**TASK PROMPT:** What is the number of lines containing the string "Introduction"? Answer with the number only.

(Collection entries)
——

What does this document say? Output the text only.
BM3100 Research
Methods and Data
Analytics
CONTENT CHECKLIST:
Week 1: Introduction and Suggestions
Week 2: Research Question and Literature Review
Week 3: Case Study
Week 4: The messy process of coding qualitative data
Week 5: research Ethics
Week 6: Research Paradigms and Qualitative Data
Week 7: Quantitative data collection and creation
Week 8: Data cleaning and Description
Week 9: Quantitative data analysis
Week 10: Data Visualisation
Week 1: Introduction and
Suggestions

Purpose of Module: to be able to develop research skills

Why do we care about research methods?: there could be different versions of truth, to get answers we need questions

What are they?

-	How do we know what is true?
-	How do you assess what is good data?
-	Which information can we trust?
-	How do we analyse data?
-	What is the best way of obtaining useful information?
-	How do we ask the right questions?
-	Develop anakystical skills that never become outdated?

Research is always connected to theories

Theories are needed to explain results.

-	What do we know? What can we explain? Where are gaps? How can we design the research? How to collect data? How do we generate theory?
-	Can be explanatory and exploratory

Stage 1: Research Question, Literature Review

——

**EXERCISE RESPONSE:** 2